TASK:
Copy out all the entries word for word.

RECORDS FOR PROCESSING:
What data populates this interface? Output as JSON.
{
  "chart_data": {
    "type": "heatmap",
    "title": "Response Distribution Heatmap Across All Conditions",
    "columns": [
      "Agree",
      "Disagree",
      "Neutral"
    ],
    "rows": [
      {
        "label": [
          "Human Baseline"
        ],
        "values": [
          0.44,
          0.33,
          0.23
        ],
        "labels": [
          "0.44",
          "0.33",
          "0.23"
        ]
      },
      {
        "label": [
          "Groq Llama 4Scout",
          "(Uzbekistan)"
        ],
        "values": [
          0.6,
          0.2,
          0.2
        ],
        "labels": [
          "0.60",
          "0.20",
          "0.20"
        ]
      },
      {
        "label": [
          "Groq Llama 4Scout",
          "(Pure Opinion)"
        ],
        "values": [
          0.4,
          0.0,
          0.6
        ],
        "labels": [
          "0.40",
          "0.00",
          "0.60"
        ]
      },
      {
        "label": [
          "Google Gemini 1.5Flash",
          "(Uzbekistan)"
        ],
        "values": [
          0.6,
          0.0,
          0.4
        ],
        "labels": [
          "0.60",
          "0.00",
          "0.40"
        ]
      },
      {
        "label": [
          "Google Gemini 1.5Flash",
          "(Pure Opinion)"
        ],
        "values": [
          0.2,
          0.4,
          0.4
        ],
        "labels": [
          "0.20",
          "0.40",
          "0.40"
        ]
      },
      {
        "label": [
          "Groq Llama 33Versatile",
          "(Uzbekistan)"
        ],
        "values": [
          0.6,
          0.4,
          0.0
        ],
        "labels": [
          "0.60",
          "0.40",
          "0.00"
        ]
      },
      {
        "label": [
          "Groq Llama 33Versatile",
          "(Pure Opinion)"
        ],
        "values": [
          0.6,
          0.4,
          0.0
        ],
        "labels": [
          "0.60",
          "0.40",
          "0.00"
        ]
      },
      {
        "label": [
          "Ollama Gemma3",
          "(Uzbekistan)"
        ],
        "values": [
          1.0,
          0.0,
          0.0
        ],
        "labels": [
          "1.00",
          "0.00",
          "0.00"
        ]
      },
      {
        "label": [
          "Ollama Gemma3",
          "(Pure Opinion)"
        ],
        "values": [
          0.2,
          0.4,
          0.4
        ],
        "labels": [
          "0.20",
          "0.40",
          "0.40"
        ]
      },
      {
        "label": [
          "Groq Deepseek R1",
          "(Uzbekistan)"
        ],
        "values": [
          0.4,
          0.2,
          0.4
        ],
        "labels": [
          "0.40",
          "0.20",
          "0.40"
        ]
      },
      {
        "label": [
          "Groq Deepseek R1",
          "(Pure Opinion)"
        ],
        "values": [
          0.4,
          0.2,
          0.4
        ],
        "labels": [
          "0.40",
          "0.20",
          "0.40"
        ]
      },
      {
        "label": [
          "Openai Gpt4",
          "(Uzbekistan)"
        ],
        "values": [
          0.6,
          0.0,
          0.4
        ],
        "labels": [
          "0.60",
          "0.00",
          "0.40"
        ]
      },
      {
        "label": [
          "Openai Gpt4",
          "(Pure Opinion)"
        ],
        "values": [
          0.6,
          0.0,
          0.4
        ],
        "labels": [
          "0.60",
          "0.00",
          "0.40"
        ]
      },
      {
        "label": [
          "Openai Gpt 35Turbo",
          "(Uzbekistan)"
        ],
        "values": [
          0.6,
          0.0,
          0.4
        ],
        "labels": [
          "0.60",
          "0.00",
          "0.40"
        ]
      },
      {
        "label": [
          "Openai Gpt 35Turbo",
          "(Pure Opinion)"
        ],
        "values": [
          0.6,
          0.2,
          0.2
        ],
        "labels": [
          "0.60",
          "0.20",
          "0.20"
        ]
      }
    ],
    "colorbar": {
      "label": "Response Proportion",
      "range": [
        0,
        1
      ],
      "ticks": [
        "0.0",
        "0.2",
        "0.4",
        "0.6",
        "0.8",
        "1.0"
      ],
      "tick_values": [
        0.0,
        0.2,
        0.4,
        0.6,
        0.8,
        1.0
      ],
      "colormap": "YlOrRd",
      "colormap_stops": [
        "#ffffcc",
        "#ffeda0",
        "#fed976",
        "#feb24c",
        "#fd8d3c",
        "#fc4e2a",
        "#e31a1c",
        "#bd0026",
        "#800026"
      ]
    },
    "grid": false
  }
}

TASK ANSWER:
What data populates this interface? Output as JSON.
{
  "chart_data": {
    "type": "heatmap",
    "title": "Response Distribution Heatmap Across All Conditions",
    "columns": [
      "Agree",
      "Disagree",
      "Neutral"
    ],
    "rows": [
      {
        "label": [
          "Human Baseline"
        ],
        "values": [
          0.44,
          0.33,
          0.23
        ],
        "labels": [
          "0.44",
          "0.33",
          "0.23"
        ]
      },
      {
        "label": [
          "Groq Llama 4Scout",
          "(Uzbekistan)"
        ],
        "values": [
          0.6,
          0.2,
          0.2
        ],
        "labels": [
          "0.60",
          "0.20",
          "0.20"
        ]
      },
      {
        "label": [
          "Groq Llama 4Scout",
          "(Pure Opinion)"
        ],
        "values": [
          0.4,
          0.0,
          0.6
        ],
        "labels": [
          "0.40",
          "0.00",
          "0.60"
        ]
      },
      {
        "label": [
          "Google Gemini 1.5Flash",
          "(Uzbekistan)"
        ],
        "values": [
          0.6,
          0.0,
          0.4
        ],
        "labels": [
          "0.60",
          "0.00",
          "0.40"
        ]
      },
      {
        "label": [
          "Google Gemini 1.5Flash",
          "(Pure Opinion)"
        ],
        "values": [
          0.2,
          0.4,
          0.4
        ],
        "labels": [
          "0.20",
          "0.40",
          "0.40"
        ]
      },
      {
        "label": [
          "Groq Llama 33Versatile",
          "(Uzbekistan)"
        ],
        "values": [
          0.6,
          0.4,
          0.0
        ],
        "labels": [
          "0.60",
          "0.40",
          "0.00"
        ]
      },
      {
        "label": [
          "Groq Llama 33Versatile",
          "(Pure Opinion)"
        ],
        "values": [
          0.6,
          0.4,
          0.0
        ],
        "labels": [
          "0.60",
          "0.40",
          "0.00"
        ]
      },
      {
        "label": [
          "Ollama Gemma3",
          "(Uzbekistan)"
        ],
        "values": [
          1.0,
          0.0,
          0.0
        ],
        "labels": [
          "1.00",
          "0.00",
          "0.00"
        ]
      },
      {
        "label": [
          "Ollama Gemma3",
          "(Pure Opinion)"
        ],
        "values": [
          0.2,
          0.4,
          0.4
        ],
        "labels": [
          "0.20",
          "0.40",
          "0.40"
        ]
      },
      {
        "label": [
          "Groq Deepseek R1",
          "(Uzbekistan)"
        ],
        "values": [
          0.4,
          0.2,
          0.4
        ],
        "labels": [
          "0.40",
          "0.20",
          "0.40"
        ]
      },
      {
        "label": [
          "Groq Deepseek R1",
          "(Pure Opinion)"
        ],
        "values": [
          0.4,
          0.2,
          0.4
        ],
        "labels": [
          "0.40",
          "0.20",
          "0.40"
        ]
      },
      {
        "label": [
          "Openai Gpt4",
          "(Uzbekistan)"
        ],
        "values": [
          0.6,
          0.0,
          0.4
        ],
        "labels": [
          "0.60",
          "0.00",
          "0.40"
        ]
      },
      {
        "label": [
          "Openai Gpt4",
          "(Pure Opinion)"
        ],
        "values": [
          0.6,
          0.0,
          0.4
        ],
        "labels": [
          "0.60",
          "0.00",
          "0.40"
        ]
      },
      {
        "label": [
          "Openai Gpt 35Turbo",
          "(Uzbekistan)"
        ],
        "values": [
          0.6,
          0.0,
          0.4
        ],
        "labels": [
          "0.60",
          "0.00",
          "0.40"
        ]
      },
      {
        "label": [
          "Openai Gpt 35Turbo",
          "(Pure Opinion)"
        ],
        "values": [
          0.6,
          0.2,
          0.2
        ],
        "labels": [
          "0.60",
          "0.20",
          "0.20"
        ]
      }
    ],
    "colorbar": {
      "label": "Response Proportion",
      "range": [
        0,
        1
      ],
      "ticks": [
        "0.0",
        "0.2",
        "0.4",
        "0.6",
        "0.8",
        "1.0"
      ],
      "tick_values": [
        0.0,
        0.2,
        0.4,
        0.6,
        0.8,
        1.0
      ],
      "colormap": "YlOrRd",
      "colormap_stops": [
        "#ffffcc",
        "#ffeda0",
        "#fed976",
        "#feb24c",
        "#fd8d3c",
        "#fc4e2a",
        "#e31a1c",
        "#bd0026",
        "#800026"
      ]
    },
    "grid": false
  }
}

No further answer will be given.